### What you will do
Return all lines with the word "text" in them.

### Data listing

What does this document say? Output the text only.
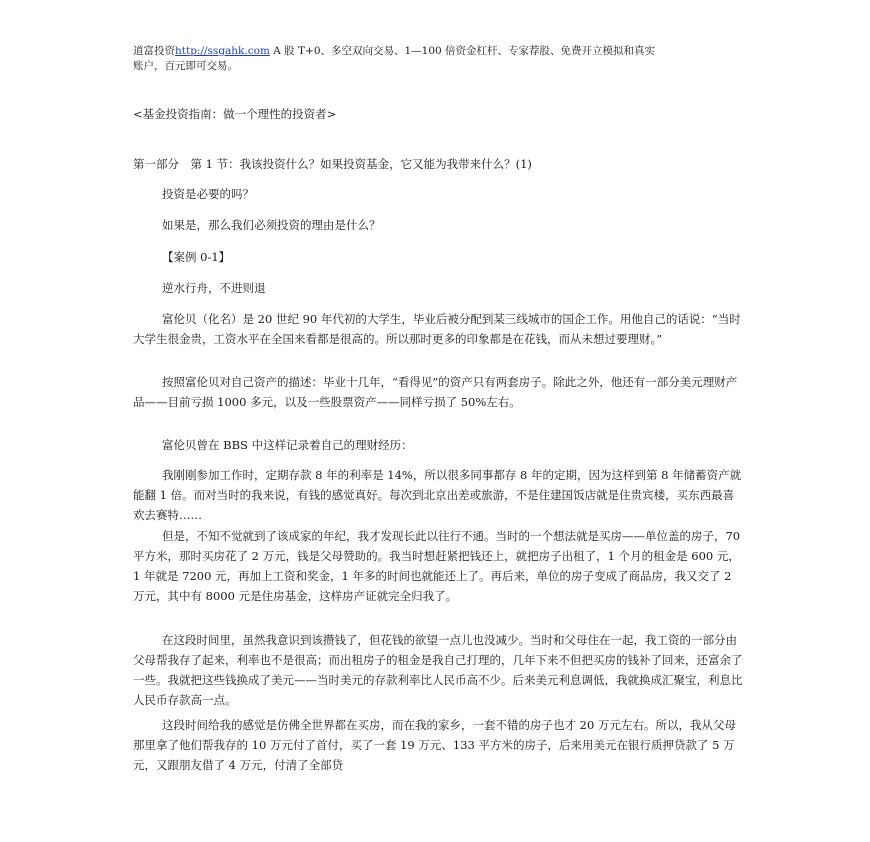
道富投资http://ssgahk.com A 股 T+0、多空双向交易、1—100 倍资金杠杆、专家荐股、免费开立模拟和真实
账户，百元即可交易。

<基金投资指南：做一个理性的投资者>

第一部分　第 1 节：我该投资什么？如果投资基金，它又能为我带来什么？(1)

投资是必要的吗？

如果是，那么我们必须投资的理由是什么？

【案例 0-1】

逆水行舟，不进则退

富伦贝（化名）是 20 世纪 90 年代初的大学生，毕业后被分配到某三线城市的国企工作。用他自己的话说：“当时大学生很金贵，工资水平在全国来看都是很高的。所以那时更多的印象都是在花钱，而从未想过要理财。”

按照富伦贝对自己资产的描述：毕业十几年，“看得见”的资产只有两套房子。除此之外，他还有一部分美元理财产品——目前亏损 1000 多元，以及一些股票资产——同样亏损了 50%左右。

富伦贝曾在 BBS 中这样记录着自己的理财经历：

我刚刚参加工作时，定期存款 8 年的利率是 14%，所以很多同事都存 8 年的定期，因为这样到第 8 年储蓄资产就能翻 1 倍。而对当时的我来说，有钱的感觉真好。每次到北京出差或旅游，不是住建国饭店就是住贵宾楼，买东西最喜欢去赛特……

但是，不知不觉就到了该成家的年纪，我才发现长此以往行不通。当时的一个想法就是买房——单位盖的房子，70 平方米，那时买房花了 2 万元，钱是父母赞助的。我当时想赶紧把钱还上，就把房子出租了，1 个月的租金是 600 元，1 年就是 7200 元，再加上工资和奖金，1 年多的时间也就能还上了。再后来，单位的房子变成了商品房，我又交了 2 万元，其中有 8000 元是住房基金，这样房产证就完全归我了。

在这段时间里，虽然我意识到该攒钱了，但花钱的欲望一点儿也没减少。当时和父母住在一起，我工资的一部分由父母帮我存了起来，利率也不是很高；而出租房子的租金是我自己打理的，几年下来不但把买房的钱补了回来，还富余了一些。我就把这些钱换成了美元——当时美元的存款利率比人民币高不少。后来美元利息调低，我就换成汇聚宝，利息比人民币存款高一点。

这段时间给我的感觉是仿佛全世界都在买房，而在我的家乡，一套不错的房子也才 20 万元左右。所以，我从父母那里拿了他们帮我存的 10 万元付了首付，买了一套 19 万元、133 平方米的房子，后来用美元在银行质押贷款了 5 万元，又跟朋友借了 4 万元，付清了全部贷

* * *

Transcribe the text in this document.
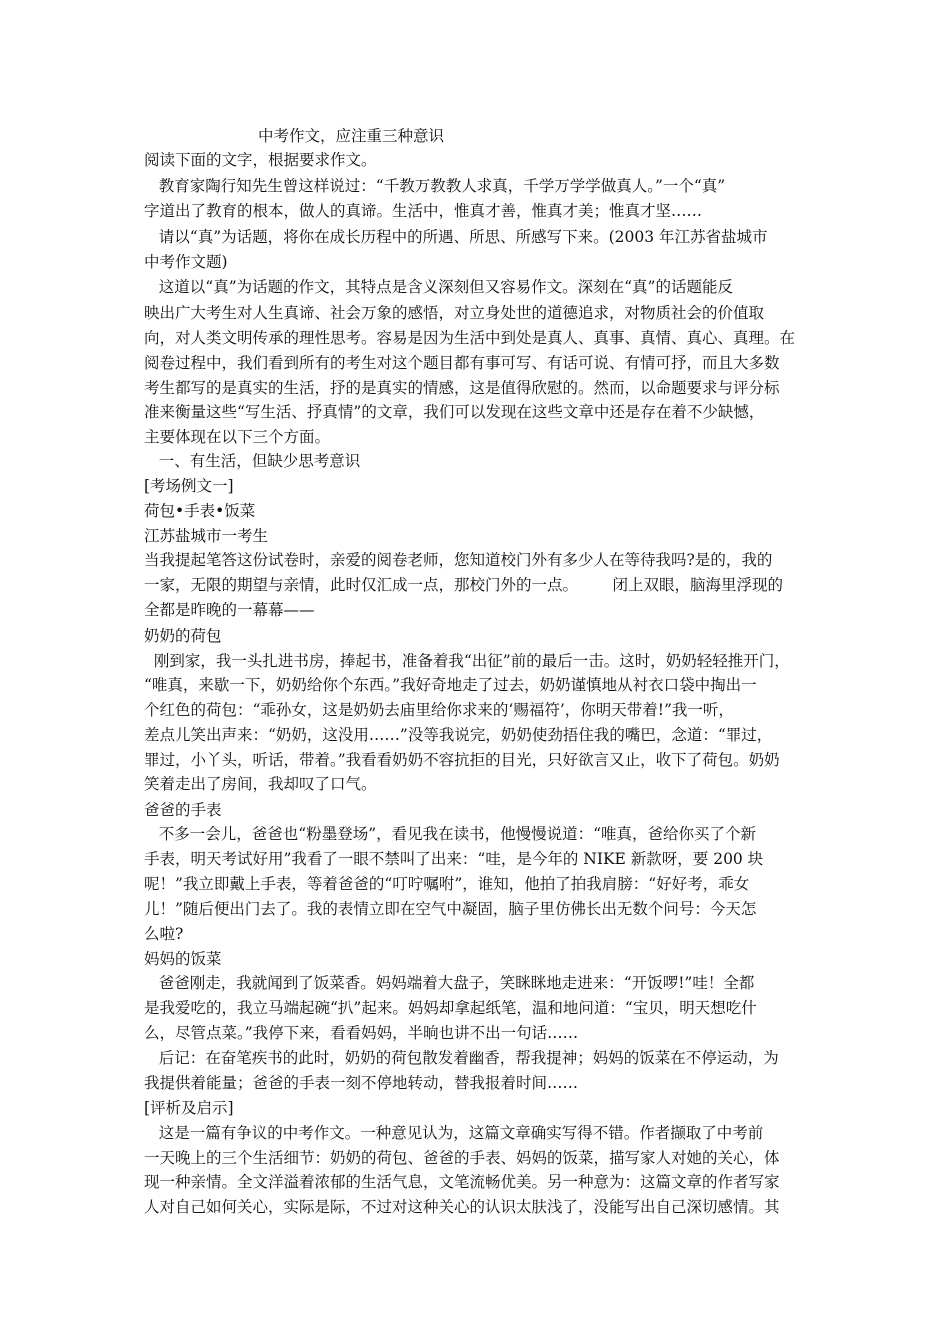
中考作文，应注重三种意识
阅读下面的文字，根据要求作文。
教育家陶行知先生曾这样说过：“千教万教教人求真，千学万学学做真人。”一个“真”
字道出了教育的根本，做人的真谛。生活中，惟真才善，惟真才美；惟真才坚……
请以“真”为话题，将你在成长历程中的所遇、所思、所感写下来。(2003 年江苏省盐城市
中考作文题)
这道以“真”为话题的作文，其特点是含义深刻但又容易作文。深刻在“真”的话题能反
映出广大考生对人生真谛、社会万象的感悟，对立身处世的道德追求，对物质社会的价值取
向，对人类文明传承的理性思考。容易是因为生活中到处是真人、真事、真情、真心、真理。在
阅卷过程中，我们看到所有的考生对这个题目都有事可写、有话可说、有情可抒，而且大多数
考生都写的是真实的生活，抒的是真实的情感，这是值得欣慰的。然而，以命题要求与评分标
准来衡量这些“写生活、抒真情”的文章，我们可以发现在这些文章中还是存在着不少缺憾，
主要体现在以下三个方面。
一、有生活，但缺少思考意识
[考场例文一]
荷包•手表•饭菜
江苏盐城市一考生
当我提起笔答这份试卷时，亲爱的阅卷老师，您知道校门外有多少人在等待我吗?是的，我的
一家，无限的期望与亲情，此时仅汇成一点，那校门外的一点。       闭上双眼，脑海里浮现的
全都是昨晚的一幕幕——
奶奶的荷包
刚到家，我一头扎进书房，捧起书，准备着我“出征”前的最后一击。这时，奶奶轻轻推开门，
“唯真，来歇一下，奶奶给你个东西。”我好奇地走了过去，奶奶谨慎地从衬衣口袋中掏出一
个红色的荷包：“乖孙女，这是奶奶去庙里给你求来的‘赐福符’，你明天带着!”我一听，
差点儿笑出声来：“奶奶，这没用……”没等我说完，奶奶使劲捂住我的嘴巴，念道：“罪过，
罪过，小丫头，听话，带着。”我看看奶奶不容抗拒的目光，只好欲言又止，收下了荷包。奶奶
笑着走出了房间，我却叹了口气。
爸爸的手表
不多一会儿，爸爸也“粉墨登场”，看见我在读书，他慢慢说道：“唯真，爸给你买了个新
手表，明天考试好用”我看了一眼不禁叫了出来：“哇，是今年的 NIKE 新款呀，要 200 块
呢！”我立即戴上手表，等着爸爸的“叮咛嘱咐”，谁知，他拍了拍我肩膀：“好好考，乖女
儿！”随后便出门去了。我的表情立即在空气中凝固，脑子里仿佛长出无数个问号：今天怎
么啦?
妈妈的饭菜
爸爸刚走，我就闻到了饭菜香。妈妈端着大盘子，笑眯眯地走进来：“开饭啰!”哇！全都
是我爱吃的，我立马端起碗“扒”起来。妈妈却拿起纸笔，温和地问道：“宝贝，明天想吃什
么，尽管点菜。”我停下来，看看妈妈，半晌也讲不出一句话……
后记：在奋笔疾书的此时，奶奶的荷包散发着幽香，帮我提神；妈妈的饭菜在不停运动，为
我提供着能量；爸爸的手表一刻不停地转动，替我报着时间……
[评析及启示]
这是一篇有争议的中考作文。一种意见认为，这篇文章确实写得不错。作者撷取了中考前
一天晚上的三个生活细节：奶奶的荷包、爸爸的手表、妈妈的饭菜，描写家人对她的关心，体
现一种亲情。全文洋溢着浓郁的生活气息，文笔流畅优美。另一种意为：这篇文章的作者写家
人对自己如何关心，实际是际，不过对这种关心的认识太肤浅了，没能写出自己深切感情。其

### Response to the exercise
What does this document say? Output the text only.
Transcribe the text in this document.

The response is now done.